Instructions to follow:
Write out each record below exactly as it appears, with no pictures.

[Data records]
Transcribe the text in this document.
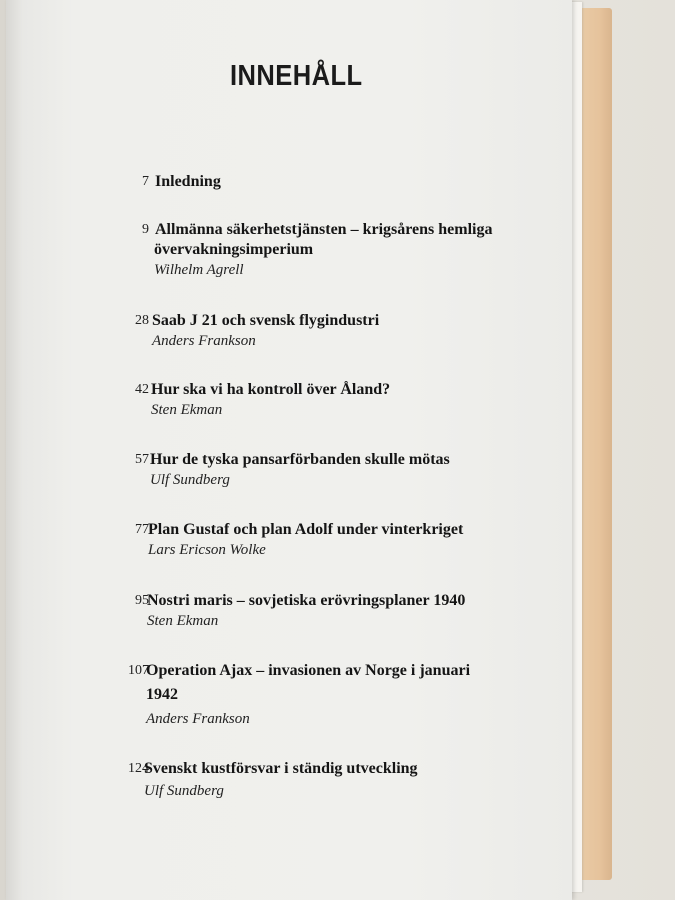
INNEHÅLL
7 Inledning
9 Allmänna säkerhetstjänsten – krigsårens hemliga
övervakningsimperium
Wilhelm Agrell
28 Saab J 21 och svensk flygindustri
Anders Frankson
42 Hur ska vi ha kontroll över Åland?
Sten Ekman
57 Hur de tyska pansarförbanden skulle mötas
Ulf Sundberg
77 Plan Gustaf och plan Adolf under vinterkriget
Lars Ericson Wolke
95
Nostri maris – sovjetiska erövringsplaner 1940
Sten Ekman
107
Operation Ajax – invasionen av Norge i januari
1942
Anders Frankson
124
Svenskt kustförsvar i ständig utveckling
Ulf Sundberg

Task output:
Transcribe the text in this document.
INNEHÅLL
7 Inledning
9 Allmänna säkerhetstjänsten – krigsårens hemliga
övervakningsimperium
Wilhelm Agrell
28 Saab J 21 och svensk flygindustri
Anders Frankson
42 Hur ska vi ha kontroll över Åland?
Sten Ekman
57 Hur de tyska pansarförbanden skulle mötas
Ulf Sundberg
77 Plan Gustaf och plan Adolf under vinterkriget
Lars Ericson Wolke
95
Nostri maris – sovjetiska erövringsplaner 1940
Sten Ekman
107
Operation Ajax – invasionen av Norge i januari
1942
Anders Frankson
124
Svenskt kustförsvar i ständig utveckling
Ulf Sundberg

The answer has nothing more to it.